▶ [Exercise materials]
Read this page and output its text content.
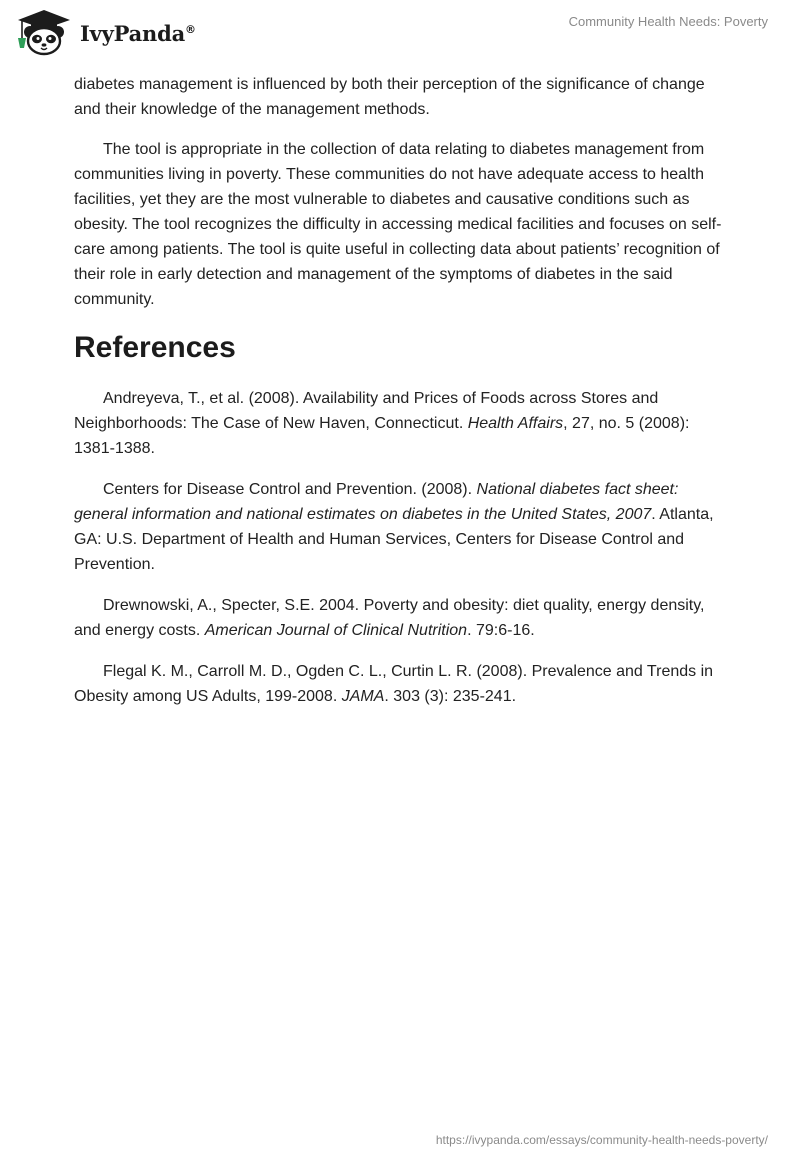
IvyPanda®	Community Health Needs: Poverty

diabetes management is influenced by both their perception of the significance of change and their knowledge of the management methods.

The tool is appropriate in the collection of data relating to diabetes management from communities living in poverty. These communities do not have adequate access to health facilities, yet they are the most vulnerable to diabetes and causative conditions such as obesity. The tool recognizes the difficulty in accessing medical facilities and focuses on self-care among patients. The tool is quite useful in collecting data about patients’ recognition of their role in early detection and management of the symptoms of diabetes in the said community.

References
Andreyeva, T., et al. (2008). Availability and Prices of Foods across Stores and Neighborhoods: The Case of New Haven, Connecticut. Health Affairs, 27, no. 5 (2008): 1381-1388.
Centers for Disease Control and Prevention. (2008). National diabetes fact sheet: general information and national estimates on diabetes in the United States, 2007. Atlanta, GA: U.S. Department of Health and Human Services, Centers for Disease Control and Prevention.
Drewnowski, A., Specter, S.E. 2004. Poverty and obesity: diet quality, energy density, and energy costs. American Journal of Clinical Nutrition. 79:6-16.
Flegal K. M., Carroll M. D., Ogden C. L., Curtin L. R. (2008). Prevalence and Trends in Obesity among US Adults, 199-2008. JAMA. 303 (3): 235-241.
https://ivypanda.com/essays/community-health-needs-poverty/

==

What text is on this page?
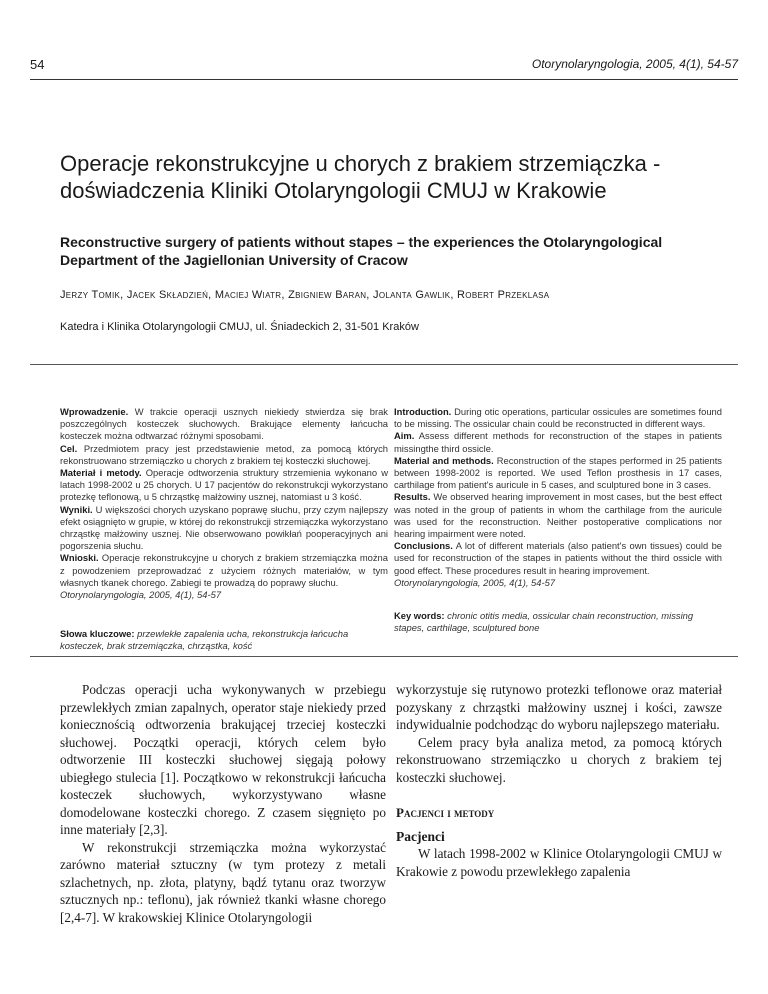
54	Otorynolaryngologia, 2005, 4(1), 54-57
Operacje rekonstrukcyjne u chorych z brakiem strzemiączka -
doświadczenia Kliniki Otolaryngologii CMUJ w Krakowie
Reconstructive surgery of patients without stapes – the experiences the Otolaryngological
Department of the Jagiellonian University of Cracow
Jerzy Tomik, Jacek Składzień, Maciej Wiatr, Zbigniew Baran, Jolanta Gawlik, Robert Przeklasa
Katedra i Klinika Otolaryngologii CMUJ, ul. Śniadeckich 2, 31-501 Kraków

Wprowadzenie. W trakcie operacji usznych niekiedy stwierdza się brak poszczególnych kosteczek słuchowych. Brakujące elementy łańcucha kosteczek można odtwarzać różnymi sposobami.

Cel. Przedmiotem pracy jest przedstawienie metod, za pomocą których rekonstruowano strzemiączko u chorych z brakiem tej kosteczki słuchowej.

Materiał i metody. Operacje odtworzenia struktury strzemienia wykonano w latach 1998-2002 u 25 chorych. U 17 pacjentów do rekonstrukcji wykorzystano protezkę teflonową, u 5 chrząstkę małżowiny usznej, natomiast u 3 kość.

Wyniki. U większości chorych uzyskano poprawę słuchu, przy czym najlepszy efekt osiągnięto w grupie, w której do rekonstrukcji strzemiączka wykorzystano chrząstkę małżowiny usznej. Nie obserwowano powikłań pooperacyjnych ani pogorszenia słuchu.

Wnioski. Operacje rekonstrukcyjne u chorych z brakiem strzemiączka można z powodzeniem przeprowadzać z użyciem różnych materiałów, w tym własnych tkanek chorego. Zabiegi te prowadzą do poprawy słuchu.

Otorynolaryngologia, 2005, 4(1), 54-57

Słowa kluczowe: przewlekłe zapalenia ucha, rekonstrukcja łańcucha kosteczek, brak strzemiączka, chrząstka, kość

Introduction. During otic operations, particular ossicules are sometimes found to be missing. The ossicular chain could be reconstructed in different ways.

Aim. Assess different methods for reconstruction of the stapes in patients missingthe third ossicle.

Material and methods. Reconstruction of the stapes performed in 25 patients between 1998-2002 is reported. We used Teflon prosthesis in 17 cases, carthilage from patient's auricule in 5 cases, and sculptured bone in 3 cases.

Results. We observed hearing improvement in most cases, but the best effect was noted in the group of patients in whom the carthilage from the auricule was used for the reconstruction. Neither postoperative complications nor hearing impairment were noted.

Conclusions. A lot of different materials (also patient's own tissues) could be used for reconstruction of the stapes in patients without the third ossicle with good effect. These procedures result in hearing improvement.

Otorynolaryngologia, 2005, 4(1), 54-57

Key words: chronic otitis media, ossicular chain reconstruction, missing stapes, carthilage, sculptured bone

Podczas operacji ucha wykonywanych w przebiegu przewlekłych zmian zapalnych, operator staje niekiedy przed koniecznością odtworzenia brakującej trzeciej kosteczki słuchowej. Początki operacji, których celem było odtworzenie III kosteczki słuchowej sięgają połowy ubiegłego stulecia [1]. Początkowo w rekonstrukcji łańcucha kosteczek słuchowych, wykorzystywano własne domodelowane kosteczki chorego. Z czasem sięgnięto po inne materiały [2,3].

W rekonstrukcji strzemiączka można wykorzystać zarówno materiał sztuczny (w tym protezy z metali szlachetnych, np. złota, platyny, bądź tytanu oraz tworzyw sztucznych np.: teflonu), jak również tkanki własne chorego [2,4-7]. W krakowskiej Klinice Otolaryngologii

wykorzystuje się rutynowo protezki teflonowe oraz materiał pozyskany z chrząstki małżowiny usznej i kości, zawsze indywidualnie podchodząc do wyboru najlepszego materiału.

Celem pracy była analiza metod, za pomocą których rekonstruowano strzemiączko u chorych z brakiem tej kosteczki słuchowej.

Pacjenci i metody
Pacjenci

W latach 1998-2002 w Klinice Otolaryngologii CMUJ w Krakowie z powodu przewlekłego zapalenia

▶ [Task details]
Go through the data above and return each line containing the string "metody".

▶ [Task result]
Materiał i metody. Operacje odtworzenia struktury strzemienia wykonano w latach 1998-2002 u 25 chorych. U 17 pacjentów do rekonstrukcji wykorzystano protezkę teflonową, u 5 chrząstkę małżowiny usznej, natomiast u 3 kość.
Pacjenci i metody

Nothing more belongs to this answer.